## INSTRUCTIONS FOR THE TASK
Wherever the string "content" appears, copy the whole line.

## EXTRACTED MATERIAL
- - - - - - -

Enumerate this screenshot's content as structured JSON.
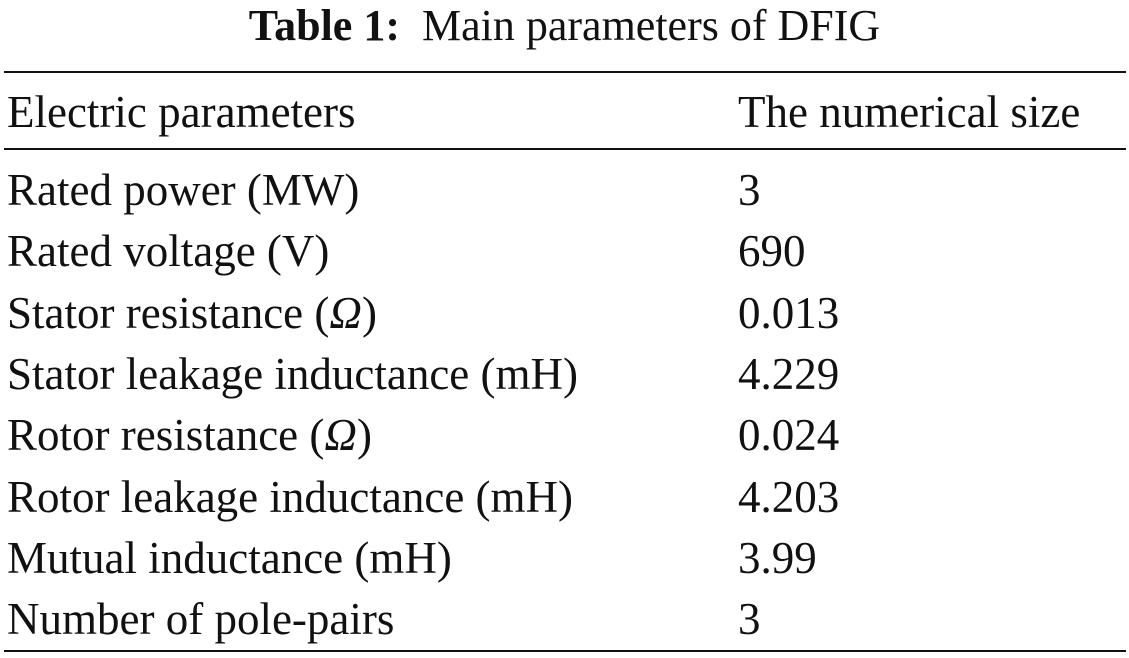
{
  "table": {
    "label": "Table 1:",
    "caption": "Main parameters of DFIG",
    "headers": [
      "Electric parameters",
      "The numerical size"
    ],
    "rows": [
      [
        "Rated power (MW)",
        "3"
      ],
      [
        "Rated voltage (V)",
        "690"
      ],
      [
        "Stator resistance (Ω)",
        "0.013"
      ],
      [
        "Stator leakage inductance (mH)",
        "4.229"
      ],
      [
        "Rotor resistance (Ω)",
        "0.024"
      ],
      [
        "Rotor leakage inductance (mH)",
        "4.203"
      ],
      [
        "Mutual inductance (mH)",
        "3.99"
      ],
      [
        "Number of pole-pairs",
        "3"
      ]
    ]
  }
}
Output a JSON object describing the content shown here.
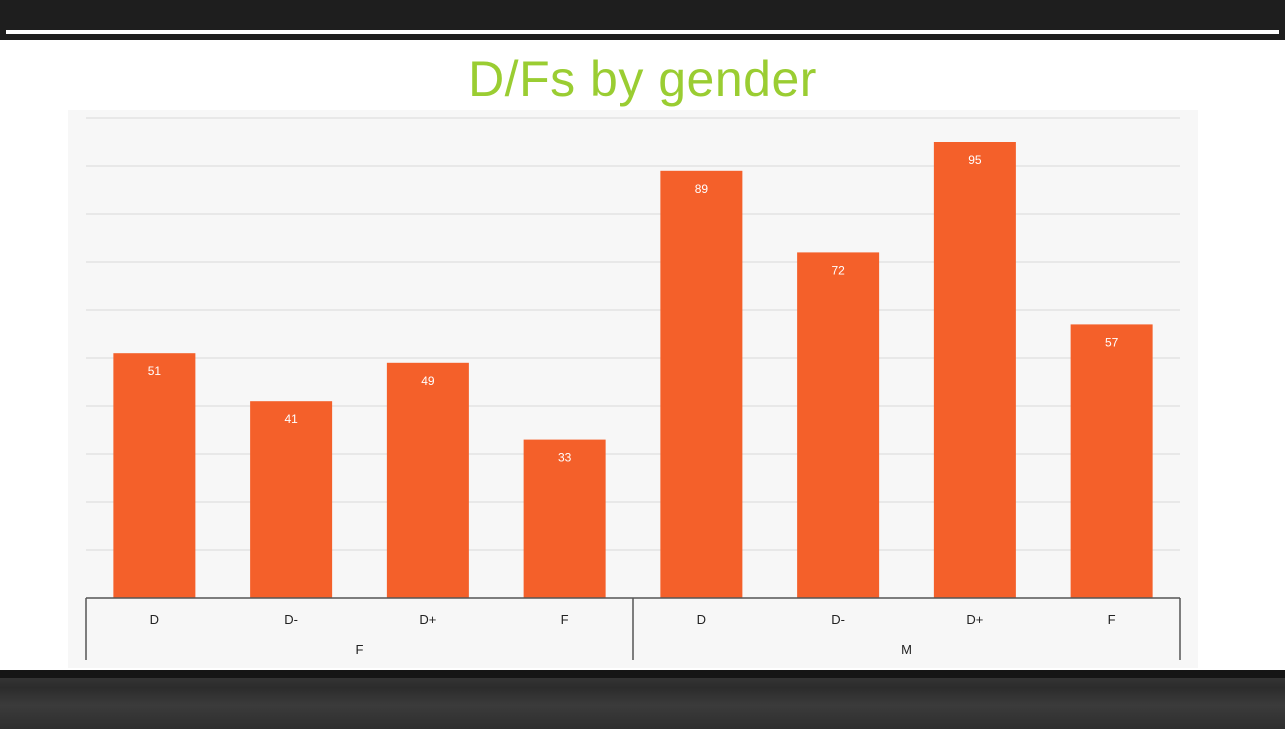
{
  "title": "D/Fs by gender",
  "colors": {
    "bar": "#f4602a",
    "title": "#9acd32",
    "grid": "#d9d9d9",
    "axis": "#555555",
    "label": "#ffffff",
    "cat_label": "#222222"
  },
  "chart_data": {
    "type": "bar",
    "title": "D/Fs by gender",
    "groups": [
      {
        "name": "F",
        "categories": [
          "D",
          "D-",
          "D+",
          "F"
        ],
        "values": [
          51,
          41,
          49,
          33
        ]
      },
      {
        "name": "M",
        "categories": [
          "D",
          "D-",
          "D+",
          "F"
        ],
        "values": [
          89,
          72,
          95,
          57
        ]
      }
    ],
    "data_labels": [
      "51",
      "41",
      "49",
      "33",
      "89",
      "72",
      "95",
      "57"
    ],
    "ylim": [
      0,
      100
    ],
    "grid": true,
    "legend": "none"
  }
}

- - - - - - -

## WRITTEN ANSWER
Enumerate this screenshot's content as structured JSON.
Output a JSON object describing the content shown here.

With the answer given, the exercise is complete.